(Extracts from a graphics dataset)
━━━━━━━━━━
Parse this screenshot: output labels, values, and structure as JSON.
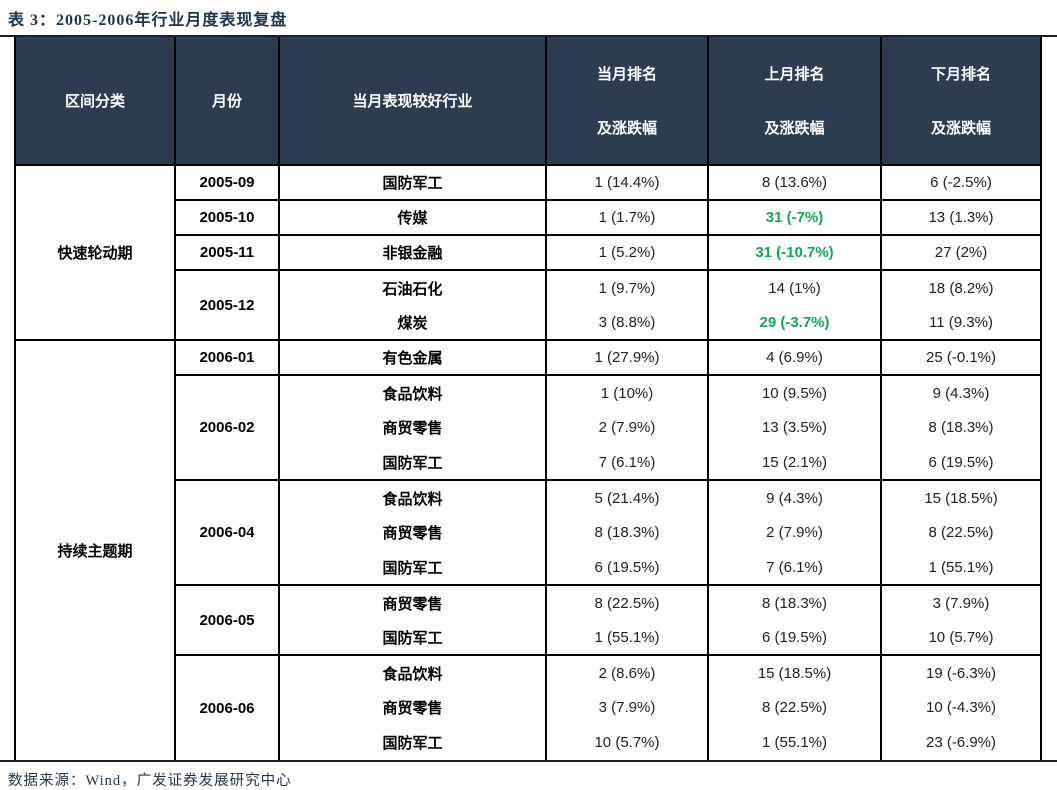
{
  "title": "表 3：2005-2006年行业月度表现复盘",
  "source_note": "数据来源：Wind，广发证券发展研究中心",
  "colors": {
    "header_bg": "#2E3C52",
    "header_text": "#FFFFFF",
    "highlight_green": "#0FA854",
    "title_navy": "#1F3449",
    "border_black": "#000000"
  },
  "table": {
    "headers": [
      {
        "line1": "区间分类",
        "line2": ""
      },
      {
        "line1": "月份",
        "line2": ""
      },
      {
        "line1": "当月表现较好行业",
        "line2": ""
      },
      {
        "line1": "当月排名",
        "line2": "及涨跌幅"
      },
      {
        "line1": "上月排名",
        "line2": "及涨跌幅"
      },
      {
        "line1": "下月排名",
        "line2": "及涨跌幅"
      }
    ],
    "sections": [
      {
        "label": "快速轮动期",
        "months": [
          {
            "month": "2005-09",
            "rows": [
              {
                "industry": "国防军工",
                "current": "1 (14.4%)",
                "prev": "8 (13.6%)",
                "next": "6 (-2.5%)"
              }
            ]
          },
          {
            "month": "2005-10",
            "rows": [
              {
                "industry": "传媒",
                "current": "1 (1.7%)",
                "prev": "31 (-7%)",
                "prev_green": true,
                "next": "13 (1.3%)"
              }
            ]
          },
          {
            "month": "2005-11",
            "rows": [
              {
                "industry": "非银金融",
                "current": "1 (5.2%)",
                "prev": "31 (-10.7%)",
                "prev_green": true,
                "next": "27 (2%)"
              }
            ]
          },
          {
            "month": "2005-12",
            "rows": [
              {
                "industry": "石油石化",
                "current": "1 (9.7%)",
                "prev": "14 (1%)",
                "next": "18 (8.2%)"
              },
              {
                "industry": "煤炭",
                "current": "3 (8.8%)",
                "prev": "29 (-3.7%)",
                "prev_green": true,
                "next": "11 (9.3%)"
              }
            ]
          }
        ]
      },
      {
        "label": "持续主题期",
        "months": [
          {
            "month": "2006-01",
            "rows": [
              {
                "industry": "有色金属",
                "current": "1 (27.9%)",
                "prev": "4 (6.9%)",
                "next": "25 (-0.1%)"
              }
            ]
          },
          {
            "month": "2006-02",
            "rows": [
              {
                "industry": "食品饮料",
                "current": "1 (10%)",
                "prev": "10 (9.5%)",
                "next": "9 (4.3%)"
              },
              {
                "industry": "商贸零售",
                "current": "2 (7.9%)",
                "prev": "13 (3.5%)",
                "next": "8 (18.3%)"
              },
              {
                "industry": "国防军工",
                "current": "7 (6.1%)",
                "prev": "15 (2.1%)",
                "next": "6 (19.5%)"
              }
            ]
          },
          {
            "month": "2006-04",
            "rows": [
              {
                "industry": "食品饮料",
                "current": "5 (21.4%)",
                "prev": "9 (4.3%)",
                "next": "15 (18.5%)"
              },
              {
                "industry": "商贸零售",
                "current": "8 (18.3%)",
                "prev": "2 (7.9%)",
                "next": "8 (22.5%)"
              },
              {
                "industry": "国防军工",
                "current": "6 (19.5%)",
                "prev": "7 (6.1%)",
                "next": "1 (55.1%)"
              }
            ]
          },
          {
            "month": "2006-05",
            "rows": [
              {
                "industry": "商贸零售",
                "current": "8 (22.5%)",
                "prev": "8 (18.3%)",
                "next": "3 (7.9%)"
              },
              {
                "industry": "国防军工",
                "current": "1 (55.1%)",
                "prev": "6 (19.5%)",
                "next": "10 (5.7%)"
              }
            ]
          },
          {
            "month": "2006-06",
            "rows": [
              {
                "industry": "食品饮料",
                "current": "2 (8.6%)",
                "prev": "15 (18.5%)",
                "next": "19 (-6.3%)"
              },
              {
                "industry": "商贸零售",
                "current": "3 (7.9%)",
                "prev": "8 (22.5%)",
                "next": "10 (-4.3%)"
              },
              {
                "industry": "国防军工",
                "current": "10 (5.7%)",
                "prev": "1 (55.1%)",
                "next": "23 (-6.9%)"
              }
            ]
          }
        ]
      }
    ]
  }
}
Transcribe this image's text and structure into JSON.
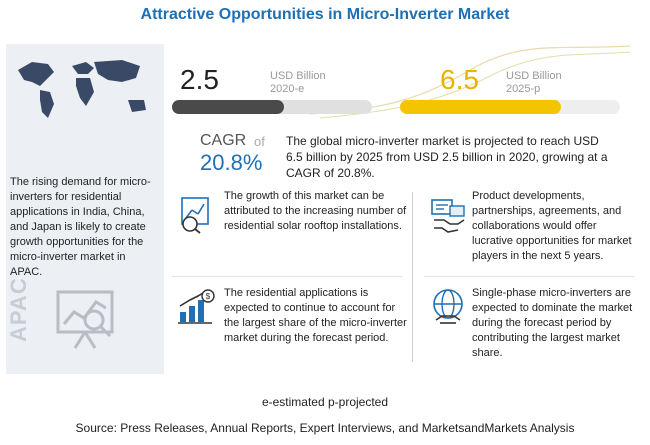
{
  "title": "Attractive Opportunities in Micro-Inverter Market",
  "region": "APAC",
  "left_text": "The rising demand for micro-inverters for residential applications in India, China, and Japan is likely to create growth opportunities for the micro-inverter market in APAC.",
  "stats": {
    "left": {
      "value": "2.5",
      "unit": "USD Billion",
      "year": "2020-e",
      "fraction": 0.56
    },
    "right": {
      "value": "6.5",
      "unit": "USD Billion",
      "year": "2025-p",
      "fraction": 0.73
    }
  },
  "cagr": {
    "label": "CAGR",
    "of": "of",
    "value": "20.8%",
    "description": "The global micro-inverter market is projected to reach USD 6.5 billion by 2025 from USD 2.5 billion in 2020, growing at a CAGR of 20.8%."
  },
  "cards": [
    {
      "icon": "solar-growth-icon",
      "text": "The growth of this market can be attributed to the increasing number of residential solar rooftop installations."
    },
    {
      "icon": "partnership-icon",
      "text": "Product developments, partnerships, agreements, and collaborations would offer lucrative opportunities for market players in the next 5 years."
    },
    {
      "icon": "rising-chart-icon",
      "text": "The residential applications is expected to continue to account for the largest share of the micro-inverter market during the forecast period."
    },
    {
      "icon": "globe-icon",
      "text": "Single-phase micro-inverters are expected to dominate the market during the forecast period by contributing the largest market share."
    }
  ],
  "footnote": "e-estimated p-projected",
  "source": "Source: Press Releases, Annual Reports, Expert Interviews, and MarketsandMarkets Analysis",
  "colors": {
    "title": "#1f6fb5",
    "accent_yellow": "#f5c400",
    "dark_bar": "#4a4a4a",
    "cagr": "#1f6fb5"
  }
}
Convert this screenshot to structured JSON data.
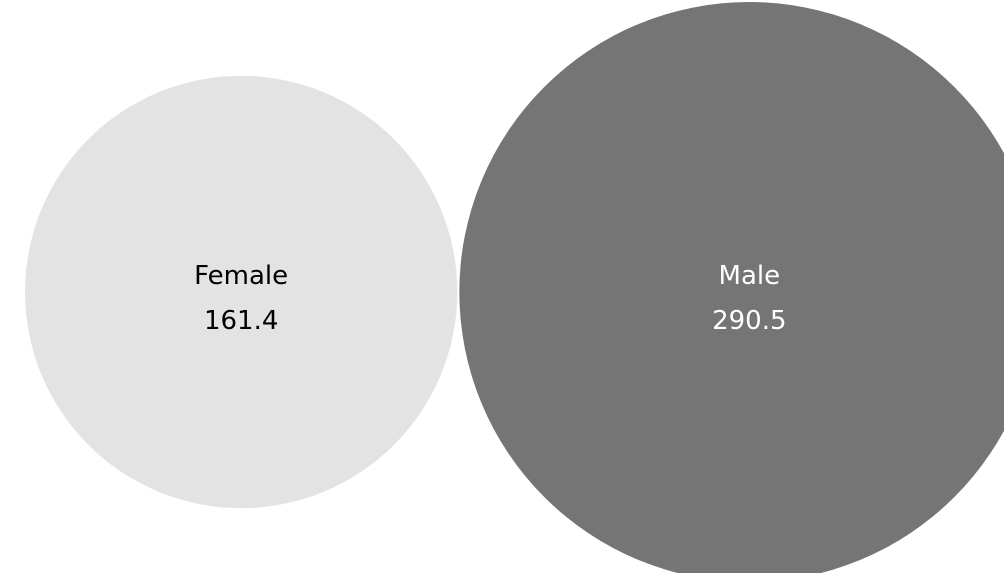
{
  "chart_data": {
    "type": "bubble",
    "series": [
      {
        "label": "Female",
        "value": 161.4,
        "value_text": "161.4",
        "color": "#e3e3e3",
        "text_color": "#000000"
      },
      {
        "label": "Male",
        "value": 290.5,
        "value_text": "290.5",
        "color": "#757575",
        "text_color": "#ffffff"
      }
    ],
    "title": "",
    "legend": "none",
    "grid": false
  }
}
━━━━━━━━━━
Except for the pictures, copy the material above exactly.

* RESPONSE
Parse this screenshot: output labels, values, and structure as JSON.
{
  "title": "表 3：2005-2006年行业月度表现复盘",
  "source_note": "数据来源：Wind，广发证券发展研究中心",
  "colors": {
    "header_bg": "#2E3C52",
    "header_text": "#FFFFFF",
    "highlight_green": "#0FA854",
    "title_navy": "#1F3449",
    "border_black": "#000000"
  },
  "table": {
    "headers": [
      {
        "line1": "区间分类",
        "line2": ""
      },
      {
        "line1": "月份",
        "line2": ""
      },
      {
        "line1": "当月表现较好行业",
        "line2": ""
      },
      {
        "line1": "当月排名",
        "line2": "及涨跌幅"
      },
      {
        "line1": "上月排名",
        "line2": "及涨跌幅"
      },
      {
        "line1": "下月排名",
        "line2": "及涨跌幅"
      }
    ],
    "sections": [
      {
        "label": "快速轮动期",
        "months": [
          {
            "month": "2005-09",
            "rows": [
              {
                "industry": "国防军工",
                "current": "1 (14.4%)",
                "prev": "8 (13.6%)",
                "next": "6 (-2.5%)"
              }
            ]
          },
          {
            "month": "2005-10",
            "rows": [
              {
                "industry": "传媒",
                "current": "1 (1.7%)",
                "prev": "31 (-7%)",
                "prev_green": true,
                "next": "13 (1.3%)"
              }
            ]
          },
          {
            "month": "2005-11",
            "rows": [
              {
                "industry": "非银金融",
                "current": "1 (5.2%)",
                "prev": "31 (-10.7%)",
                "prev_green": true,
                "next": "27 (2%)"
              }
            ]
          },
          {
            "month": "2005-12",
            "rows": [
              {
                "industry": "石油石化",
                "current": "1 (9.7%)",
                "prev": "14 (1%)",
                "next": "18 (8.2%)"
              },
              {
                "industry": "煤炭",
                "current": "3 (8.8%)",
                "prev": "29 (-3.7%)",
                "prev_green": true,
                "next": "11 (9.3%)"
              }
            ]
          }
        ]
      },
      {
        "label": "持续主题期",
        "months": [
          {
            "month": "2006-01",
            "rows": [
              {
                "industry": "有色金属",
                "current": "1 (27.9%)",
                "prev": "4 (6.9%)",
                "next": "25 (-0.1%)"
              }
            ]
          },
          {
            "month": "2006-02",
            "rows": [
              {
                "industry": "食品饮料",
                "current": "1 (10%)",
                "prev": "10 (9.5%)",
                "next": "9 (4.3%)"
              },
              {
                "industry": "商贸零售",
                "current": "2 (7.9%)",
                "prev": "13 (3.5%)",
                "next": "8 (18.3%)"
              },
              {
                "industry": "国防军工",
                "current": "7 (6.1%)",
                "prev": "15 (2.1%)",
                "next": "6 (19.5%)"
              }
            ]
          },
          {
            "month": "2006-04",
            "rows": [
              {
                "industry": "食品饮料",
                "current": "5 (21.4%)",
                "prev": "9 (4.3%)",
                "next": "15 (18.5%)"
              },
              {
                "industry": "商贸零售",
                "current": "8 (18.3%)",
                "prev": "2 (7.9%)",
                "next": "8 (22.5%)"
              },
              {
                "industry": "国防军工",
                "current": "6 (19.5%)",
                "prev": "7 (6.1%)",
                "next": "1 (55.1%)"
              }
            ]
          },
          {
            "month": "2006-05",
            "rows": [
              {
                "industry": "商贸零售",
                "current": "8 (22.5%)",
                "prev": "8 (18.3%)",
                "next": "3 (7.9%)"
              },
              {
                "industry": "国防军工",
                "current": "1 (55.1%)",
                "prev": "6 (19.5%)",
                "next": "10 (5.7%)"
              }
            ]
          },
          {
            "month": "2006-06",
            "rows": [
              {
                "industry": "食品饮料",
                "current": "2 (8.6%)",
                "prev": "15 (18.5%)",
                "next": "19 (-6.3%)"
              },
              {
                "industry": "商贸零售",
                "current": "3 (7.9%)",
                "prev": "8 (22.5%)",
                "next": "10 (-4.3%)"
              },
              {
                "industry": "国防军工",
                "current": "10 (5.7%)",
                "prev": "1 (55.1%)",
                "next": "23 (-6.9%)"
              }
            ]
          }
        ]
      }
    ]
  }
}
Transcribe this image's text and structure into JSON.
{
  "title": "Attractive Opportunities in Micro-Inverter Market",
  "region": "APAC",
  "left_text": "The rising demand for micro-inverters for residential applications in India, China, and Japan is likely to create growth opportunities for the micro-inverter market in APAC.",
  "stats": {
    "left": {
      "value": "2.5",
      "unit": "USD Billion",
      "year": "2020-e",
      "fraction": 0.56
    },
    "right": {
      "value": "6.5",
      "unit": "USD Billion",
      "year": "2025-p",
      "fraction": 0.73
    }
  },
  "cagr": {
    "label": "CAGR",
    "of": "of",
    "value": "20.8%",
    "description": "The global micro-inverter market is projected to reach USD 6.5 billion by 2025 from USD 2.5 billion in 2020, growing at a CAGR of 20.8%."
  },
  "cards": [
    {
      "icon": "solar-growth-icon",
      "text": "The growth of this market can be attributed to the increasing number of residential solar rooftop installations."
    },
    {
      "icon": "partnership-icon",
      "text": "Product developments, partnerships, agreements, and collaborations would offer lucrative opportunities for market players in the next 5 years."
    },
    {
      "icon": "rising-chart-icon",
      "text": "The residential applications is expected to continue to account for the largest share of the micro-inverter market during the forecast period."
    },
    {
      "icon": "globe-icon",
      "text": "Single-phase micro-inverters are expected to dominate the market during the forecast period by contributing the largest market share."
    }
  ],
  "footnote": "e-estimated p-projected",
  "source": "Source: Press Releases, Annual Reports, Expert Interviews, and MarketsandMarkets Analysis",
  "colors": {
    "title": "#1f6fb5",
    "accent_yellow": "#f5c400",
    "dark_bar": "#4a4a4a",
    "cagr": "#1f6fb5"
  }
}
Convert this screenshot to structured JSON data.
{
  "chart_data": {
    "type": "bubble",
    "series": [
      {
        "label": "Female",
        "value": 161.4,
        "value_text": "161.4",
        "color": "#e3e3e3",
        "text_color": "#000000"
      },
      {
        "label": "Male",
        "value": 290.5,
        "value_text": "290.5",
        "color": "#757575",
        "text_color": "#ffffff"
      }
    ],
    "title": "",
    "legend": "none",
    "grid": false
  }
}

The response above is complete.